Go through the listing and copy every line word for word.
=== Supplied information ===
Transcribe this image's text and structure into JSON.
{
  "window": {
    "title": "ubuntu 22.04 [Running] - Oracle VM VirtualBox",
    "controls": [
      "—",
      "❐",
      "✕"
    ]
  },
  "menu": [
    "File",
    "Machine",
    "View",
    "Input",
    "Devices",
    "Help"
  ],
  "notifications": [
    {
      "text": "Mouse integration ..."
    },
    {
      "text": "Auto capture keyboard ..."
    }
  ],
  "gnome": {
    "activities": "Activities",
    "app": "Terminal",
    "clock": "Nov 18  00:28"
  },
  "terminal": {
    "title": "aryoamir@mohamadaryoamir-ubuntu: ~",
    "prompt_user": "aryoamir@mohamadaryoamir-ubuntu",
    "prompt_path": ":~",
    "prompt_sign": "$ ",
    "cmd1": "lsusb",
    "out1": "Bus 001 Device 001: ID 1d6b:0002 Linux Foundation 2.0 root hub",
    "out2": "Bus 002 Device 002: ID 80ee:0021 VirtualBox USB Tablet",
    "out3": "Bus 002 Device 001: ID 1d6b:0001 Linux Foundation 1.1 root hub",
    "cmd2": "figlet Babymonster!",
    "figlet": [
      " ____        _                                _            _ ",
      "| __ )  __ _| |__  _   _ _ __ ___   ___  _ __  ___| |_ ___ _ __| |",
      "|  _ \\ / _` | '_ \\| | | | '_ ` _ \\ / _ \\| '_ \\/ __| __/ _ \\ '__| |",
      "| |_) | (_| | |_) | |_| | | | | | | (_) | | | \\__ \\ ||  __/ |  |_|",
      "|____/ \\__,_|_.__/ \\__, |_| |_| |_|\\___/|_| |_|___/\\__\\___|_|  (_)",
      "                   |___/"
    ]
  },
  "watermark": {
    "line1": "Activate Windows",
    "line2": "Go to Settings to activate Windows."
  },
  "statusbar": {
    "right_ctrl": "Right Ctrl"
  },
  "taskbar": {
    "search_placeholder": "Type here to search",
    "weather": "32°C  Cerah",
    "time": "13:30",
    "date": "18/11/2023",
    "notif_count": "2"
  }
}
===
# Response
Transcribe this image's text and structure into JSON.
{
  "window": {
    "title": "ubuntu 22.04 [Running] - Oracle VM VirtualBox",
    "controls": [
      "—",
      "❐",
      "✕"
    ]
  },
  "menu": [
    "File",
    "Machine",
    "View",
    "Input",
    "Devices",
    "Help"
  ],
  "notifications": [
    {
      "text": "Mouse integration ..."
    },
    {
      "text": "Auto capture keyboard ..."
    }
  ],
  "gnome": {
    "activities": "Activities",
    "app": "Terminal",
    "clock": "Nov 18  00:28"
  },
  "terminal": {
    "title": "aryoamir@mohamadaryoamir-ubuntu: ~",
    "prompt_user": "aryoamir@mohamadaryoamir-ubuntu",
    "prompt_path": ":~",
    "prompt_sign": "$ ",
    "cmd1": "lsusb",
    "out1": "Bus 001 Device 001: ID 1d6b:0002 Linux Foundation 2.0 root hub",
    "out2": "Bus 002 Device 002: ID 80ee:0021 VirtualBox USB Tablet",
    "out3": "Bus 002 Device 001: ID 1d6b:0001 Linux Foundation 1.1 root hub",
    "cmd2": "figlet Babymonster!",
    "figlet": [
      " ____        _                                _            _ ",
      "| __ )  __ _| |__  _   _ _ __ ___   ___  _ __  ___| |_ ___ _ __| |",
      "|  _ \\ / _` | '_ \\| | | | '_ ` _ \\ / _ \\| '_ \\/ __| __/ _ \\ '__| |",
      "| |_) | (_| | |_) | |_| | | | | | | (_) | | | \\__ \\ ||  __/ |  |_|",
      "|____/ \\__,_|_.__/ \\__, |_| |_| |_|\\___/|_| |_|___/\\__\\___|_|  (_)",
      "                   |___/"
    ]
  },
  "watermark": {
    "line1": "Activate Windows",
    "line2": "Go to Settings to activate Windows."
  },
  "statusbar": {
    "right_ctrl": "Right Ctrl"
  },
  "taskbar": {
    "search_placeholder": "Type here to search",
    "weather": "32°C  Cerah",
    "time": "13:30",
    "date": "18/11/2023",
    "notif_count": "2"
  }
}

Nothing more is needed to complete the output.